▶ **Input material**:
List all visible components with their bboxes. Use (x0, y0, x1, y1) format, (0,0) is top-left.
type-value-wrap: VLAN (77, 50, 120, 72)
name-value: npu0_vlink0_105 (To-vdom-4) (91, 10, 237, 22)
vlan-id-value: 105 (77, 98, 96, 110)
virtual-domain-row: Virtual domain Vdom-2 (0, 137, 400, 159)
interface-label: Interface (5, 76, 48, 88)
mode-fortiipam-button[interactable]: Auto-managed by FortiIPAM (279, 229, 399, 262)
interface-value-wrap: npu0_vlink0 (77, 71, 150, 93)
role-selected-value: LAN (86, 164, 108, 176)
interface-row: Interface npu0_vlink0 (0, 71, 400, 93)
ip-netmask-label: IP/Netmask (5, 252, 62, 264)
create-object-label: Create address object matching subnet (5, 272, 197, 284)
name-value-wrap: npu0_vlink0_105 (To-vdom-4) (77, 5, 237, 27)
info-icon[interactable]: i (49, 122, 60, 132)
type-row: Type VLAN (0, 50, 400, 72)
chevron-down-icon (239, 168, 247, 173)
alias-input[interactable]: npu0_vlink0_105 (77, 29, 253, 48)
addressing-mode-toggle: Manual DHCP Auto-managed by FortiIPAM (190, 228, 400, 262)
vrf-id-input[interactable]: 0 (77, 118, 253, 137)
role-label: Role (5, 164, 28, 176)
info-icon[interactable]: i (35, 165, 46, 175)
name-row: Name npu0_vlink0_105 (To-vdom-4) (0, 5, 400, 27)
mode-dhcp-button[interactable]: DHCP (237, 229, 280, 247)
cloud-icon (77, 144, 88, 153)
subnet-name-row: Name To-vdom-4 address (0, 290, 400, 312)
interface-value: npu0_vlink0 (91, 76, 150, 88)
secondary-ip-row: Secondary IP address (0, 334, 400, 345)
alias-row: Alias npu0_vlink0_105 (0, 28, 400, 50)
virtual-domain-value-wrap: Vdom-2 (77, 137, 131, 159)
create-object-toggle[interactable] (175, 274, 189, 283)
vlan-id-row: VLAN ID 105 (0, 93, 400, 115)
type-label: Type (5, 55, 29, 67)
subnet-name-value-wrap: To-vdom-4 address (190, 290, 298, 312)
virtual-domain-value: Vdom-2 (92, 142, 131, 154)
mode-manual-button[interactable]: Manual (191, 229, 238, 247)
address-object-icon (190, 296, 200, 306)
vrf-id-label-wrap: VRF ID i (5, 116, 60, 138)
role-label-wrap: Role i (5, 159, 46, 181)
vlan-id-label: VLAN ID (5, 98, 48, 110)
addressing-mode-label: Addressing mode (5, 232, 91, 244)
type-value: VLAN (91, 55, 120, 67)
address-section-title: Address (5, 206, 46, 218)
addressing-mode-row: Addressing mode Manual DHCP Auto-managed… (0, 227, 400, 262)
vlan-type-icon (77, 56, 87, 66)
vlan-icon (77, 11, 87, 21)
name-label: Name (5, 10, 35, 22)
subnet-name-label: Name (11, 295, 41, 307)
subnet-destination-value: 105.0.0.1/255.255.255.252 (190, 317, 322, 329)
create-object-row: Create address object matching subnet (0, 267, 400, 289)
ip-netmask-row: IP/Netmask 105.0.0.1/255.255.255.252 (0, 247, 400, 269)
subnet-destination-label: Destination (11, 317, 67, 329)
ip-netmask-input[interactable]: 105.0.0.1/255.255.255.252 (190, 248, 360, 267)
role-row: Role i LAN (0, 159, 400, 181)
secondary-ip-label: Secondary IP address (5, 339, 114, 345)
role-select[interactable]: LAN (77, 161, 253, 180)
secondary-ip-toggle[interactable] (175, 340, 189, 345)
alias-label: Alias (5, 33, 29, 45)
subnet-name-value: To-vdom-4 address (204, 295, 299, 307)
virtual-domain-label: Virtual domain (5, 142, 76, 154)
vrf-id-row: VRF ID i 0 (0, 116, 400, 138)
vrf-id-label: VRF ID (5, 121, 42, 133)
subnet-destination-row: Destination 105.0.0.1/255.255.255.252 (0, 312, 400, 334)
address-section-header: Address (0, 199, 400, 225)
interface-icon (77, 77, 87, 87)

▶ **Your goal**:
Repeat the item above word for word.

▶ **Reply to the exercise**:
List all visible components with their bboxes. Use (x0, y0, x1, y1) format, (0,0) is top-left.
type-value-wrap: VLAN (77, 50, 120, 72)
name-value: npu0_vlink0_105 (To-vdom-4) (91, 10, 237, 22)
vlan-id-value: 105 (77, 98, 96, 110)
virtual-domain-row: Virtual domain Vdom-2 (0, 137, 400, 159)
interface-label: Interface (5, 76, 48, 88)
mode-fortiipam-button[interactable]: Auto-managed by FortiIPAM (279, 229, 399, 262)
interface-value-wrap: npu0_vlink0 (77, 71, 150, 93)
role-selected-value: LAN (86, 164, 108, 176)
interface-row: Interface npu0_vlink0 (0, 71, 400, 93)
ip-netmask-label: IP/Netmask (5, 252, 62, 264)
create-object-label: Create address object matching subnet (5, 272, 197, 284)
name-value-wrap: npu0_vlink0_105 (To-vdom-4) (77, 5, 237, 27)
info-icon[interactable]: i (49, 122, 60, 132)
type-row: Type VLAN (0, 50, 400, 72)
chevron-down-icon (239, 168, 247, 173)
alias-input[interactable]: npu0_vlink0_105 (77, 29, 253, 48)
addressing-mode-toggle: Manual DHCP Auto-managed by FortiIPAM (190, 228, 400, 262)
vrf-id-input[interactable]: 0 (77, 118, 253, 137)
role-label: Role (5, 164, 28, 176)
info-icon[interactable]: i (35, 165, 46, 175)
name-row: Name npu0_vlink0_105 (To-vdom-4) (0, 5, 400, 27)
mode-dhcp-button[interactable]: DHCP (237, 229, 280, 247)
cloud-icon (77, 144, 88, 153)
subnet-name-row: Name To-vdom-4 address (0, 290, 400, 312)
interface-value: npu0_vlink0 (91, 76, 150, 88)
secondary-ip-row: Secondary IP address (0, 334, 400, 345)
alias-row: Alias npu0_vlink0_105 (0, 28, 400, 50)
virtual-domain-value-wrap: Vdom-2 (77, 137, 131, 159)
create-object-toggle[interactable] (175, 274, 189, 283)
vlan-id-row: VLAN ID 105 (0, 93, 400, 115)
type-label: Type (5, 55, 29, 67)
subnet-name-value-wrap: To-vdom-4 address (190, 290, 298, 312)
virtual-domain-value: Vdom-2 (92, 142, 131, 154)
mode-manual-button[interactable]: Manual (191, 229, 238, 247)
address-object-icon (190, 296, 200, 306)
vrf-id-label-wrap: VRF ID i (5, 116, 60, 138)
role-label-wrap: Role i (5, 159, 46, 181)
vlan-id-label: VLAN ID (5, 98, 48, 110)
addressing-mode-label: Addressing mode (5, 232, 91, 244)
type-value: VLAN (91, 55, 120, 67)
address-section-title: Address (5, 206, 46, 218)
addressing-mode-row: Addressing mode Manual DHCP Auto-managed… (0, 227, 400, 262)
vlan-type-icon (77, 56, 87, 66)
vlan-icon (77, 11, 87, 21)
name-label: Name (5, 10, 35, 22)
subnet-name-label: Name (11, 295, 41, 307)
subnet-destination-value: 105.0.0.1/255.255.255.252 (190, 317, 322, 329)
create-object-row: Create address object matching subnet (0, 267, 400, 289)
ip-netmask-row: IP/Netmask 105.0.0.1/255.255.255.252 (0, 247, 400, 269)
subnet-destination-label: Destination (11, 317, 67, 329)
ip-netmask-input[interactable]: 105.0.0.1/255.255.255.252 (190, 248, 360, 267)
role-row: Role i LAN (0, 159, 400, 181)
secondary-ip-label: Secondary IP address (5, 339, 114, 345)
role-select[interactable]: LAN (77, 161, 253, 180)
secondary-ip-toggle[interactable] (175, 340, 189, 345)
alias-label: Alias (5, 33, 29, 45)
subnet-name-value: To-vdom-4 address (204, 295, 299, 307)
virtual-domain-label: Virtual domain (5, 142, 76, 154)
vrf-id-row: VRF ID i 0 (0, 116, 400, 138)
vrf-id-label: VRF ID (5, 121, 42, 133)
subnet-destination-row: Destination 105.0.0.1/255.255.255.252 (0, 312, 400, 334)
address-section-header: Address (0, 199, 400, 225)
interface-icon (77, 77, 87, 87)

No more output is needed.